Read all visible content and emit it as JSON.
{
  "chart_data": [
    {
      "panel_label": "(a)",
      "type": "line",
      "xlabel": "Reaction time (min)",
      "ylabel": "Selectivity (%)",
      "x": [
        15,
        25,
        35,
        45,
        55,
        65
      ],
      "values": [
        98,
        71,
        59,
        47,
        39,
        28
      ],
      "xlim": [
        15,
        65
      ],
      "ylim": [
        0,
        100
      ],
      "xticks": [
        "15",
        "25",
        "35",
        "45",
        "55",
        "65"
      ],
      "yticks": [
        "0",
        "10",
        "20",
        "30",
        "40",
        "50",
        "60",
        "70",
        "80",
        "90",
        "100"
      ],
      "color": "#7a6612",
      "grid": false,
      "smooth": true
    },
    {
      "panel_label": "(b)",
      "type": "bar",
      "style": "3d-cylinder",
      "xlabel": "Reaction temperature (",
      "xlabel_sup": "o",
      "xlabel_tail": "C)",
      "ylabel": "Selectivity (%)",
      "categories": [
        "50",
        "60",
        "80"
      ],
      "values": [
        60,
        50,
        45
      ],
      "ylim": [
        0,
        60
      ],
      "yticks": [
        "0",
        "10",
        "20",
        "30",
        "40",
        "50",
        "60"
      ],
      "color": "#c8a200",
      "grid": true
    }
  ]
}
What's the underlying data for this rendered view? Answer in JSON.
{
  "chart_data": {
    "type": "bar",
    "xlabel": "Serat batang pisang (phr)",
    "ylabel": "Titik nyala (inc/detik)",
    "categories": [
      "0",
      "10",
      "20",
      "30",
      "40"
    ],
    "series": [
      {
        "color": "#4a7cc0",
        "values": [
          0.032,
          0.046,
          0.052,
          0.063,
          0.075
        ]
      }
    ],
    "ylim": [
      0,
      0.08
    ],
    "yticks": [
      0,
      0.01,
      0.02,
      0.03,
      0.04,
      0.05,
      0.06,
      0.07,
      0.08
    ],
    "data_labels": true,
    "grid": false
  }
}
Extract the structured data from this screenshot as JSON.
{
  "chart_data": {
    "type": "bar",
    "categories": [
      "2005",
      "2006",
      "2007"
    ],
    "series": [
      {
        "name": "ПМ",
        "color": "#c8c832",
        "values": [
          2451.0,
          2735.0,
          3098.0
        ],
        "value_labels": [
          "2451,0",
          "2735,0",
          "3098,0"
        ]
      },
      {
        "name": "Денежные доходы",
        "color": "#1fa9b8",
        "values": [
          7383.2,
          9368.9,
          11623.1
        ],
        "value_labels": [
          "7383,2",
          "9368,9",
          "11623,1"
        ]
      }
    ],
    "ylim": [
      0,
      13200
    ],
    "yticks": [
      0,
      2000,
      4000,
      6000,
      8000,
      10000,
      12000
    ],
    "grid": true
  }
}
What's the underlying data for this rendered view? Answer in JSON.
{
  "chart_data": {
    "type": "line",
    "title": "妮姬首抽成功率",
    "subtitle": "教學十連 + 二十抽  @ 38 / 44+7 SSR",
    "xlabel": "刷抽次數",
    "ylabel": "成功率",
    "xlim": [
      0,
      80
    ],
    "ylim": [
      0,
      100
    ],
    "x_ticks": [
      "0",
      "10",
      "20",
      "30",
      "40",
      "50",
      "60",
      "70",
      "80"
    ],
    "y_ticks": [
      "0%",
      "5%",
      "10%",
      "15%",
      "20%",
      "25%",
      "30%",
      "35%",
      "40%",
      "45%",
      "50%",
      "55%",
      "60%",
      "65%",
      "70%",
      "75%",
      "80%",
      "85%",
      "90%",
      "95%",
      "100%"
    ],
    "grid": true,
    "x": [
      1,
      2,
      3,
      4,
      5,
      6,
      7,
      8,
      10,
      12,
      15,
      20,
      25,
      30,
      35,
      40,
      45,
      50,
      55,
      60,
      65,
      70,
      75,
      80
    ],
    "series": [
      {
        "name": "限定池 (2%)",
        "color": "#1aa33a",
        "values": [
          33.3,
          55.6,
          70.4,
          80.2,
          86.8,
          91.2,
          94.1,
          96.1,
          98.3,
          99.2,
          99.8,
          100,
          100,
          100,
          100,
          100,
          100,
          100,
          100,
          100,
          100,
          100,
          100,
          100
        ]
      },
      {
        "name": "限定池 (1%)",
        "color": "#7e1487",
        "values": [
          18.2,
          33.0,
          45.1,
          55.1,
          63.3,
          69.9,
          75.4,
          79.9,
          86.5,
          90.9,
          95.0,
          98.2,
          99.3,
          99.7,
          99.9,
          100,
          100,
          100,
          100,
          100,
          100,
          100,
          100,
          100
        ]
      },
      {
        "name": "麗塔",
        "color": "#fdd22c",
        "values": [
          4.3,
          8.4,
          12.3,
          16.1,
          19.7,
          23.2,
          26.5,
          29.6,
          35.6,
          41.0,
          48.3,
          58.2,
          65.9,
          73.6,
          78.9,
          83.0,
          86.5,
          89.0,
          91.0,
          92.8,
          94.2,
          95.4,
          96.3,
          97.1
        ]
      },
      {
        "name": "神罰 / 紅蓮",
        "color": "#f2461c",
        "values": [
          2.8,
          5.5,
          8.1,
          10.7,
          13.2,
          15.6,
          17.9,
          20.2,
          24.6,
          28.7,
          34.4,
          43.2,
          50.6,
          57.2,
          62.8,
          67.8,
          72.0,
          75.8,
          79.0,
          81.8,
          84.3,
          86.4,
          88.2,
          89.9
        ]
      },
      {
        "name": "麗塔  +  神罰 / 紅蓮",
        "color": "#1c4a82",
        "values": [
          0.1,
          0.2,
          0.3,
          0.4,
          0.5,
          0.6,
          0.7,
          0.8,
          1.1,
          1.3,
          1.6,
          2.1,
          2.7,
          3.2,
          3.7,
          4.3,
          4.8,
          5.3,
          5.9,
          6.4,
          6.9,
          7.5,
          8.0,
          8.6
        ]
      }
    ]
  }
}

§ Set exercise: Reproduce the material above, every line of it, exactly.

§ The result:
Read all visible content and emit it as JSON.
{
  "chart_data": [
    {
      "panel_label": "(a)",
      "type": "line",
      "xlabel": "Reaction time (min)",
      "ylabel": "Selectivity (%)",
      "x": [
        15,
        25,
        35,
        45,
        55,
        65
      ],
      "values": [
        98,
        71,
        59,
        47,
        39,
        28
      ],
      "xlim": [
        15,
        65
      ],
      "ylim": [
        0,
        100
      ],
      "xticks": [
        "15",
        "25",
        "35",
        "45",
        "55",
        "65"
      ],
      "yticks": [
        "0",
        "10",
        "20",
        "30",
        "40",
        "50",
        "60",
        "70",
        "80",
        "90",
        "100"
      ],
      "color": "#7a6612",
      "grid": false,
      "smooth": true
    },
    {
      "panel_label": "(b)",
      "type": "bar",
      "style": "3d-cylinder",
      "xlabel": "Reaction temperature (",
      "xlabel_sup": "o",
      "xlabel_tail": "C)",
      "ylabel": "Selectivity (%)",
      "categories": [
        "50",
        "60",
        "80"
      ],
      "values": [
        60,
        50,
        45
      ],
      "ylim": [
        0,
        60
      ],
      "yticks": [
        "0",
        "10",
        "20",
        "30",
        "40",
        "50",
        "60"
      ],
      "color": "#c8a200",
      "grid": true
    }
  ]
}
What's the underlying data for this rendered view? Answer in JSON.
{
  "chart_data": {
    "type": "bar",
    "xlabel": "Serat batang pisang (phr)",
    "ylabel": "Titik nyala (inc/detik)",
    "categories": [
      "0",
      "10",
      "20",
      "30",
      "40"
    ],
    "series": [
      {
        "color": "#4a7cc0",
        "values": [
          0.032,
          0.046,
          0.052,
          0.063,
          0.075
        ]
      }
    ],
    "ylim": [
      0,
      0.08
    ],
    "yticks": [
      0,
      0.01,
      0.02,
      0.03,
      0.04,
      0.05,
      0.06,
      0.07,
      0.08
    ],
    "data_labels": true,
    "grid": false
  }
}
Extract the structured data from this screenshot as JSON.
{
  "chart_data": {
    "type": "bar",
    "categories": [
      "2005",
      "2006",
      "2007"
    ],
    "series": [
      {
        "name": "ПМ",
        "color": "#c8c832",
        "values": [
          2451.0,
          2735.0,
          3098.0
        ],
        "value_labels": [
          "2451,0",
          "2735,0",
          "3098,0"
        ]
      },
      {
        "name": "Денежные доходы",
        "color": "#1fa9b8",
        "values": [
          7383.2,
          9368.9,
          11623.1
        ],
        "value_labels": [
          "7383,2",
          "9368,9",
          "11623,1"
        ]
      }
    ],
    "ylim": [
      0,
      13200
    ],
    "yticks": [
      0,
      2000,
      4000,
      6000,
      8000,
      10000,
      12000
    ],
    "grid": true
  }
}
What's the underlying data for this rendered view? Answer in JSON.
{
  "chart_data": {
    "type": "line",
    "title": "妮姬首抽成功率",
    "subtitle": "教學十連 + 二十抽  @ 38 / 44+7 SSR",
    "xlabel": "刷抽次數",
    "ylabel": "成功率",
    "xlim": [
      0,
      80
    ],
    "ylim": [
      0,
      100
    ],
    "x_ticks": [
      "0",
      "10",
      "20",
      "30",
      "40",
      "50",
      "60",
      "70",
      "80"
    ],
    "y_ticks": [
      "0%",
      "5%",
      "10%",
      "15%",
      "20%",
      "25%",
      "30%",
      "35%",
      "40%",
      "45%",
      "50%",
      "55%",
      "60%",
      "65%",
      "70%",
      "75%",
      "80%",
      "85%",
      "90%",
      "95%",
      "100%"
    ],
    "grid": true,
    "x": [
      1,
      2,
      3,
      4,
      5,
      6,
      7,
      8,
      10,
      12,
      15,
      20,
      25,
      30,
      35,
      40,
      45,
      50,
      55,
      60,
      65,
      70,
      75,
      80
    ],
    "series": [
      {
        "name": "限定池 (2%)",
        "color": "#1aa33a",
        "values": [
          33.3,
          55.6,
          70.4,
          80.2,
          86.8,
          91.2,
          94.1,
          96.1,
          98.3,
          99.2,
          99.8,
          100,
          100,
          100,
          100,
          100,
          100,
          100,
          100,
          100,
          100,
          100,
          100,
          100
        ]
      },
      {
        "name": "限定池 (1%)",
        "color": "#7e1487",
        "values": [
          18.2,
          33.0,
          45.1,
          55.1,
          63.3,
          69.9,
          75.4,
          79.9,
          86.5,
          90.9,
          95.0,
          98.2,
          99.3,
          99.7,
          99.9,
          100,
          100,
          100,
          100,
          100,
          100,
          100,
          100,
          100
        ]
      },
      {
        "name": "麗塔",
        "color": "#fdd22c",
        "values": [
          4.3,
          8.4,
          12.3,
          16.1,
          19.7,
          23.2,
          26.5,
          29.6,
          35.6,
          41.0,
          48.3,
          58.2,
          65.9,
          73.6,
          78.9,
          83.0,
          86.5,
          89.0,
          91.0,
          92.8,
          94.2,
          95.4,
          96.3,
          97.1
        ]
      },
      {
        "name": "神罰 / 紅蓮",
        "color": "#f2461c",
        "values": [
          2.8,
          5.5,
          8.1,
          10.7,
          13.2,
          15.6,
          17.9,
          20.2,
          24.6,
          28.7,
          34.4,
          43.2,
          50.6,
          57.2,
          62.8,
          67.8,
          72.0,
          75.8,
          79.0,
          81.8,
          84.3,
          86.4,
          88.2,
          89.9
        ]
      },
      {
        "name": "麗塔  +  神罰 / 紅蓮",
        "color": "#1c4a82",
        "values": [
          0.1,
          0.2,
          0.3,
          0.4,
          0.5,
          0.6,
          0.7,
          0.8,
          1.1,
          1.3,
          1.6,
          2.1,
          2.7,
          3.2,
          3.7,
          4.3,
          4.8,
          5.3,
          5.9,
          6.4,
          6.9,
          7.5,
          8.0,
          8.6
        ]
      }
    ]
  }
}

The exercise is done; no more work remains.